begin INFORMATION GIVEN

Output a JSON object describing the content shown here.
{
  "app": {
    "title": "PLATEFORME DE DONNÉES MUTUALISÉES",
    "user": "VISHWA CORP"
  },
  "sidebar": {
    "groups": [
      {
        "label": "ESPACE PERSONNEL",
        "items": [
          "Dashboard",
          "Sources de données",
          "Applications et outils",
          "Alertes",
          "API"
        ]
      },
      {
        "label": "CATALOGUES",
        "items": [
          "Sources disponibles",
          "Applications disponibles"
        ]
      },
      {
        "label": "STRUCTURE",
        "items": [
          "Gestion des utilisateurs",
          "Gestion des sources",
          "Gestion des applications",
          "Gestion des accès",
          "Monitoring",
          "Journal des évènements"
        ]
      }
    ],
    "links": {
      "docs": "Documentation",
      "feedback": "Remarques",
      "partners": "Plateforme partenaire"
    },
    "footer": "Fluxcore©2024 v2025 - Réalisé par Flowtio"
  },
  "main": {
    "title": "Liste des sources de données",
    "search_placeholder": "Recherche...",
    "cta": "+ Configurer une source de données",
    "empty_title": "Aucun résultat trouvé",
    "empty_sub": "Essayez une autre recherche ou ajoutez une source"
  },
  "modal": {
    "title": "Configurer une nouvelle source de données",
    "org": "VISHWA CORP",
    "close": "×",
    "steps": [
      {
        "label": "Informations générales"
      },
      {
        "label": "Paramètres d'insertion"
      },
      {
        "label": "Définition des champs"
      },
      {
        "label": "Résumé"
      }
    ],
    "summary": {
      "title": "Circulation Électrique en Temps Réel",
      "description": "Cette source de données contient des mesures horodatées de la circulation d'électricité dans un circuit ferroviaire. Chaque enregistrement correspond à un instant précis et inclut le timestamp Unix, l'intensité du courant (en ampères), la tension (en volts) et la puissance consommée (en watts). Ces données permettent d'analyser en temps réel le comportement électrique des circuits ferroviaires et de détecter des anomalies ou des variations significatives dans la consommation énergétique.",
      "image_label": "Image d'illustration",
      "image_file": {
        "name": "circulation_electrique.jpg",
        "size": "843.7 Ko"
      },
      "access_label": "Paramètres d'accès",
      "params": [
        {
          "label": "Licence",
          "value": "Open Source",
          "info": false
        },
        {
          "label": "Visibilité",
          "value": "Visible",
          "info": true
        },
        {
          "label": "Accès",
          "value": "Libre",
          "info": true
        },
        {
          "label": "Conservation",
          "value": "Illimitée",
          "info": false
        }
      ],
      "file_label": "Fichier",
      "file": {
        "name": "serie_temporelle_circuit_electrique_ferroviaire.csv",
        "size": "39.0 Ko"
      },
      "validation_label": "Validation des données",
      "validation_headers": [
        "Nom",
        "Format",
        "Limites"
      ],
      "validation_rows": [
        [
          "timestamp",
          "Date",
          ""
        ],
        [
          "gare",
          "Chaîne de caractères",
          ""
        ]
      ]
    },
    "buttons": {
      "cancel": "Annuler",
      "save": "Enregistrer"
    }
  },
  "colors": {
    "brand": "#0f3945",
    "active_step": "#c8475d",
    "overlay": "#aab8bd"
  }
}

end INFORMATION GIVEN

DIRECTION: Write out every entry exactly as given.

EXPECTED ANSWER:
Output a JSON object describing the content shown here.
{
  "app": {
    "title": "PLATEFORME DE DONNÉES MUTUALISÉES",
    "user": "VISHWA CORP"
  },
  "sidebar": {
    "groups": [
      {
        "label": "ESPACE PERSONNEL",
        "items": [
          "Dashboard",
          "Sources de données",
          "Applications et outils",
          "Alertes",
          "API"
        ]
      },
      {
        "label": "CATALOGUES",
        "items": [
          "Sources disponibles",
          "Applications disponibles"
        ]
      },
      {
        "label": "STRUCTURE",
        "items": [
          "Gestion des utilisateurs",
          "Gestion des sources",
          "Gestion des applications",
          "Gestion des accès",
          "Monitoring",
          "Journal des évènements"
        ]
      }
    ],
    "links": {
      "docs": "Documentation",
      "feedback": "Remarques",
      "partners": "Plateforme partenaire"
    },
    "footer": "Fluxcore©2024 v2025 - Réalisé par Flowtio"
  },
  "main": {
    "title": "Liste des sources de données",
    "search_placeholder": "Recherche...",
    "cta": "+ Configurer une source de données",
    "empty_title": "Aucun résultat trouvé",
    "empty_sub": "Essayez une autre recherche ou ajoutez une source"
  },
  "modal": {
    "title": "Configurer une nouvelle source de données",
    "org": "VISHWA CORP",
    "close": "×",
    "steps": [
      {
        "label": "Informations générales"
      },
      {
        "label": "Paramètres d'insertion"
      },
      {
        "label": "Définition des champs"
      },
      {
        "label": "Résumé"
      }
    ],
    "summary": {
      "title": "Circulation Électrique en Temps Réel",
      "description": "Cette source de données contient des mesures horodatées de la circulation d'électricité dans un circuit ferroviaire. Chaque enregistrement correspond à un instant précis et inclut le timestamp Unix, l'intensité du courant (en ampères), la tension (en volts) et la puissance consommée (en watts). Ces données permettent d'analyser en temps réel le comportement électrique des circuits ferroviaires et de détecter des anomalies ou des variations significatives dans la consommation énergétique.",
      "image_label": "Image d'illustration",
      "image_file": {
        "name": "circulation_electrique.jpg",
        "size": "843.7 Ko"
      },
      "access_label": "Paramètres d'accès",
      "params": [
        {
          "label": "Licence",
          "value": "Open Source",
          "info": false
        },
        {
          "label": "Visibilité",
          "value": "Visible",
          "info": true
        },
        {
          "label": "Accès",
          "value": "Libre",
          "info": true
        },
        {
          "label": "Conservation",
          "value": "Illimitée",
          "info": false
        }
      ],
      "file_label": "Fichier",
      "file": {
        "name": "serie_temporelle_circuit_electrique_ferroviaire.csv",
        "size": "39.0 Ko"
      },
      "validation_label": "Validation des données",
      "validation_headers": [
        "Nom",
        "Format",
        "Limites"
      ],
      "validation_rows": [
        [
          "timestamp",
          "Date",
          ""
        ],
        [
          "gare",
          "Chaîne de caractères",
          ""
        ]
      ]
    },
    "buttons": {
      "cancel": "Annuler",
      "save": "Enregistrer"
    }
  },
  "colors": {
    "brand": "#0f3945",
    "active_step": "#c8475d",
    "overlay": "#aab8bd"
  }
}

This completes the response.